▶ _Aim_
Revise the rows below so that every "text-run" becomes "text-span" and nothing else changes, and leave the pictures out of your answer.

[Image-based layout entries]

==================================================

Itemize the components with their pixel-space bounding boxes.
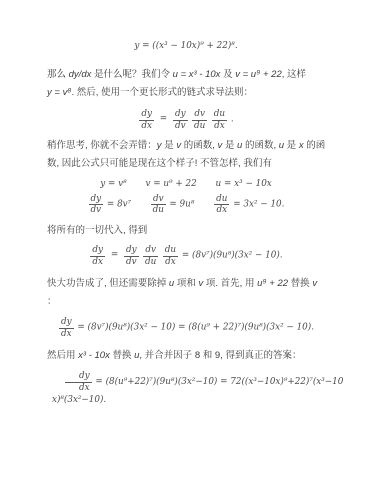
text-run: 是 [162, 140, 177, 151]
fraction-dy-dv: dydv [173, 109, 188, 131]
equation-text: y = ((x³ − 10x)⁹ + 22)⁸. [134, 41, 237, 51]
fraction-dy-dx: dydx [90, 245, 105, 267]
fraction-dv-du: dvdu [151, 194, 166, 216]
text-run: . 然后, 使用一个更长形式的链式求导法则： [71, 87, 253, 98]
text-run: 是 [284, 140, 299, 151]
paragraph-plug-in: 将所有的一切代入, 得到 [47, 222, 325, 240]
equation-text: = (8(u⁹+22)⁷)(9u⁸)(3x²−10) = 72((x³−10x)… [52, 377, 343, 405]
paragraph-think: 稍作思考, 你就不会弄错：y 是 v 的函数, v 是 u 的函数, u 是 x… [47, 137, 325, 173]
equation-text: = (8v⁷)(9u⁸)(3x² − 10). [182, 250, 283, 260]
fraction-dv-du: dvdu [192, 109, 207, 131]
derivative-dv-du: dvdu = 9u⁸ [150, 194, 194, 216]
period: . [231, 114, 234, 124]
fraction-dy-dx: dydx [65, 371, 92, 393]
text-run: ： [47, 296, 57, 307]
text-run: 那么 [47, 69, 69, 80]
text-line: 那么 dy/dx 是什么呢？我们令 u = x³ - 10x 及 v = u⁹ … [47, 66, 325, 84]
derivatives-row: dydv = 8v⁷ dvdu = 9u⁸ dudx = 3x² − 10. [47, 194, 325, 216]
inline-math-run: x³ - 10x [78, 350, 110, 361]
definitions-row: y = v⁸ v = u⁹ + 22 u = x³ − 10x [47, 178, 325, 191]
paragraph-almost-done: 快大功告成了, 但还需要除掉 u 项和 v 项. 首先, 用 u⁹ + 22 替… [47, 275, 325, 311]
text-run: 然后用 [47, 350, 78, 361]
display-definitions: y = v⁸ v = u⁹ + 22 u = x³ − 10x dydv = 8… [47, 178, 325, 216]
text-run: 项和 [174, 278, 198, 289]
fraction-du-dx: dudx [163, 245, 178, 267]
display-replace-v: dydx = (8v⁷)(9u⁸)(3x² − 10) = (8(u⁹ + 22… [47, 317, 325, 339]
fraction-du-dx: dudx [214, 194, 229, 216]
text-run: 是什么呢？我们令 [91, 69, 172, 80]
page: y = ((x³ − 10x)⁹ + 22)⁸. 那么 dy/dx 是什么呢？我… [0, 0, 370, 480]
display-equation-top: y = ((x³ − 10x)⁹ + 22)⁸. [47, 40, 325, 54]
text-line: 快大功告成了, 但还需要除掉 u 项和 v 项. 首先, 用 u⁹ + 22 替… [47, 275, 325, 293]
text-run: 快大功告成了, 但还需要除掉 [47, 278, 169, 289]
equals-sign: = [111, 250, 118, 260]
fraction-du-dx: dudx [212, 109, 227, 131]
equation-text: = 8v⁷ [107, 199, 131, 209]
inline-math-run: dy/dx [69, 69, 92, 80]
inline-math-run: v = u⁹ + 22 [235, 69, 282, 80]
text-line: y = v⁸. 然后, 使用一个更长形式的链式求导法则： [47, 84, 325, 102]
inline-math-run: u⁹ + 22 [257, 278, 288, 289]
equation-text: = 9u⁸ [169, 199, 194, 209]
text-line: 然后用 x³ - 10x 替换 u, 并合并因子 8 和 9, 得到真正的答案： [47, 347, 325, 365]
equation-y-v: y = v⁸ [100, 178, 126, 191]
text-run: 的函数, [181, 140, 217, 151]
text-run: , 这样 [282, 69, 306, 80]
text-line: ： [47, 293, 325, 311]
text-run: 将所有的一切代入, 得到 [47, 225, 147, 236]
display-chain-rule: dydx = dydv dvdu dudx . [47, 109, 325, 131]
text-run: , 并合并因子 8 和 9, 得到真正的答案： [139, 350, 301, 361]
text-run: 替换 [110, 350, 134, 361]
text-line: 将所有的一切代入, 得到 [47, 222, 325, 240]
equation-v-u: v = u⁹ + 22 [145, 178, 196, 191]
text-line: 数, 因此公式只可能是现在这个样子! 不管怎样, 我们有 [47, 155, 325, 173]
fraction-dy-dv: dydv [124, 245, 139, 267]
fraction-dv-du: dvdu [143, 245, 158, 267]
text-run: 替换 [288, 278, 312, 289]
display-plugged-in: dydx = dydv dvdu dudx = (8v⁷)(9u⁸)(3x² −… [47, 245, 325, 267]
inline-math-run: v [312, 278, 317, 289]
text-run: 稍作思考, 你就不会弄错： [47, 140, 157, 151]
text-run: 数, 因此公式只可能是现在这个样子! 不管怎样, 我们有 [47, 158, 272, 169]
paragraph-intro: 那么 dy/dx 是什么呢？我们令 u = x³ - 10x 及 v = u⁹ … [47, 66, 325, 102]
equation-text: = 3x² − 10. [233, 199, 284, 209]
derivative-du-dx: dudx = 3x² − 10. [213, 194, 284, 216]
inline-math-run: u = x³ - 10x [173, 69, 221, 80]
equals-sign: = [160, 114, 167, 124]
paragraph-replace-u: 然后用 x³ - 10x 替换 u, 并合并因子 8 和 9, 得到真正的答案： [47, 347, 325, 365]
fraction-dy-dx: dydx [139, 109, 154, 131]
fraction-dy-dv: dydv [89, 194, 104, 216]
text-line: 稍作思考, 你就不会弄错：y 是 v 的函数, v 是 u 的函数, u 是 x… [47, 137, 325, 155]
derivative-dy-dv: dydv = 8v⁷ [88, 194, 132, 216]
text-run: 的函 [304, 140, 326, 151]
display-final-answer: dydx = (8(u⁹+22)⁷)(9u⁸)(3x²−10) = 72((x³… [52, 371, 350, 407]
fraction-dy-dx: dydx [59, 317, 74, 339]
text-run: 及 [220, 69, 235, 80]
inline-math-run: y = v⁸ [47, 87, 71, 98]
equation-text: = (8v⁷)(9u⁸)(3x² − 10) = (8(u⁹ + 22)⁷)(9… [77, 322, 314, 332]
equation-u-x: u = x³ − 10x [216, 178, 272, 191]
text-run: 是 [222, 140, 237, 151]
text-run: 项. 首先, 用 [203, 278, 257, 289]
text-run: 的函数, [242, 140, 278, 151]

==================================================

▶ _Result for this task_
Itemize the components with their pixel-space bounding boxes.
text-span: 是 [162, 140, 177, 151]
fraction-dy-dv: dydv [173, 109, 188, 131]
equation-text: y = ((x³ − 10x)⁹ + 22)⁸. [134, 41, 237, 51]
fraction-dy-dx: dydx [90, 245, 105, 267]
fraction-dv-du: dvdu [151, 194, 166, 216]
text-span: . 然后, 使用一个更长形式的链式求导法则： [71, 87, 253, 98]
text-span: 是 [284, 140, 299, 151]
paragraph-plug-in: 将所有的一切代入, 得到 [47, 222, 325, 240]
equation-text: = (8(u⁹+22)⁷)(9u⁸)(3x²−10) = 72((x³−10x)… [52, 377, 343, 405]
paragraph-think: 稍作思考, 你就不会弄错：y 是 v 的函数, v 是 u 的函数, u 是 x… [47, 137, 325, 173]
equation-text: = (8v⁷)(9u⁸)(3x² − 10). [182, 250, 283, 260]
fraction-dv-du: dvdu [192, 109, 207, 131]
derivative-dv-du: dvdu = 9u⁸ [150, 194, 194, 216]
period: . [231, 114, 234, 124]
fraction-dy-dx: dydx [65, 371, 92, 393]
text-span: ： [47, 296, 57, 307]
text-span: 那么 [47, 69, 69, 80]
text-line: 那么 dy/dx 是什么呢？我们令 u = x³ - 10x 及 v = u⁹ … [47, 66, 325, 84]
derivatives-row: dydv = 8v⁷ dvdu = 9u⁸ dudx = 3x² − 10. [47, 194, 325, 216]
inline-math-run: x³ - 10x [78, 350, 110, 361]
definitions-row: y = v⁸ v = u⁹ + 22 u = x³ − 10x [47, 178, 325, 191]
paragraph-almost-done: 快大功告成了, 但还需要除掉 u 项和 v 项. 首先, 用 u⁹ + 22 替… [47, 275, 325, 311]
text-span: 然后用 [47, 350, 78, 361]
display-definitions: y = v⁸ v = u⁹ + 22 u = x³ − 10x dydv = 8… [47, 178, 325, 216]
text-span: 项和 [174, 278, 198, 289]
fraction-du-dx: dudx [163, 245, 178, 267]
display-replace-v: dydx = (8v⁷)(9u⁸)(3x² − 10) = (8(u⁹ + 22… [47, 317, 325, 339]
fraction-du-dx: dudx [214, 194, 229, 216]
text-span: 是什么呢？我们令 [91, 69, 172, 80]
page: y = ((x³ − 10x)⁹ + 22)⁸. 那么 dy/dx 是什么呢？我… [0, 0, 370, 480]
display-equation-top: y = ((x³ − 10x)⁹ + 22)⁸. [47, 40, 325, 54]
text-line: 快大功告成了, 但还需要除掉 u 项和 v 项. 首先, 用 u⁹ + 22 替… [47, 275, 325, 293]
text-span: 快大功告成了, 但还需要除掉 [47, 278, 169, 289]
equals-sign: = [111, 250, 118, 260]
fraction-du-dx: dudx [212, 109, 227, 131]
equation-text: = 8v⁷ [107, 199, 131, 209]
inline-math-run: dy/dx [69, 69, 92, 80]
inline-math-run: v = u⁹ + 22 [235, 69, 282, 80]
text-line: y = v⁸. 然后, 使用一个更长形式的链式求导法则： [47, 84, 325, 102]
inline-math-run: u⁹ + 22 [257, 278, 288, 289]
equation-text: = 9u⁸ [169, 199, 194, 209]
text-line: 然后用 x³ - 10x 替换 u, 并合并因子 8 和 9, 得到真正的答案： [47, 347, 325, 365]
equation-y-v: y = v⁸ [100, 178, 126, 191]
text-span: 的函数, [181, 140, 217, 151]
text-span: , 这样 [282, 69, 306, 80]
text-line: ： [47, 293, 325, 311]
text-span: 将所有的一切代入, 得到 [47, 225, 147, 236]
display-chain-rule: dydx = dydv dvdu dudx . [47, 109, 325, 131]
text-span: , 并合并因子 8 和 9, 得到真正的答案： [139, 350, 301, 361]
text-span: 替换 [110, 350, 134, 361]
text-line: 将所有的一切代入, 得到 [47, 222, 325, 240]
equation-v-u: v = u⁹ + 22 [145, 178, 196, 191]
text-line: 数, 因此公式只可能是现在这个样子! 不管怎样, 我们有 [47, 155, 325, 173]
fraction-dy-dv: dydv [124, 245, 139, 267]
fraction-dv-du: dvdu [143, 245, 158, 267]
text-span: 替换 [288, 278, 312, 289]
display-plugged-in: dydx = dydv dvdu dudx = (8v⁷)(9u⁸)(3x² −… [47, 245, 325, 267]
inline-math-run: v [312, 278, 317, 289]
text-span: 稍作思考, 你就不会弄错： [47, 140, 157, 151]
text-span: 数, 因此公式只可能是现在这个样子! 不管怎样, 我们有 [47, 158, 272, 169]
paragraph-intro: 那么 dy/dx 是什么呢？我们令 u = x³ - 10x 及 v = u⁹ … [47, 66, 325, 102]
equation-text: = 3x² − 10. [233, 199, 284, 209]
derivative-du-dx: dudx = 3x² − 10. [213, 194, 284, 216]
inline-math-run: u = x³ - 10x [173, 69, 221, 80]
equals-sign: = [160, 114, 167, 124]
paragraph-replace-u: 然后用 x³ - 10x 替换 u, 并合并因子 8 和 9, 得到真正的答案： [47, 347, 325, 365]
fraction-dy-dx: dydx [139, 109, 154, 131]
fraction-dy-dv: dydv [89, 194, 104, 216]
text-line: 稍作思考, 你就不会弄错：y 是 v 的函数, v 是 u 的函数, u 是 x… [47, 137, 325, 155]
derivative-dy-dv: dydv = 8v⁷ [88, 194, 132, 216]
text-span: 的函 [304, 140, 326, 151]
display-final-answer: dydx = (8(u⁹+22)⁷)(9u⁸)(3x²−10) = 72((x³… [52, 371, 350, 407]
fraction-dy-dx: dydx [59, 317, 74, 339]
text-span: 及 [220, 69, 235, 80]
inline-math-run: y = v⁸ [47, 87, 71, 98]
equation-text: = (8v⁷)(9u⁸)(3x² − 10) = (8(u⁹ + 22)⁷)(9… [77, 322, 314, 332]
equation-u-x: u = x³ − 10x [216, 178, 272, 191]
text-span: 是 [222, 140, 237, 151]
text-span: 项. 首先, 用 [203, 278, 257, 289]
text-span: 的函数, [242, 140, 278, 151]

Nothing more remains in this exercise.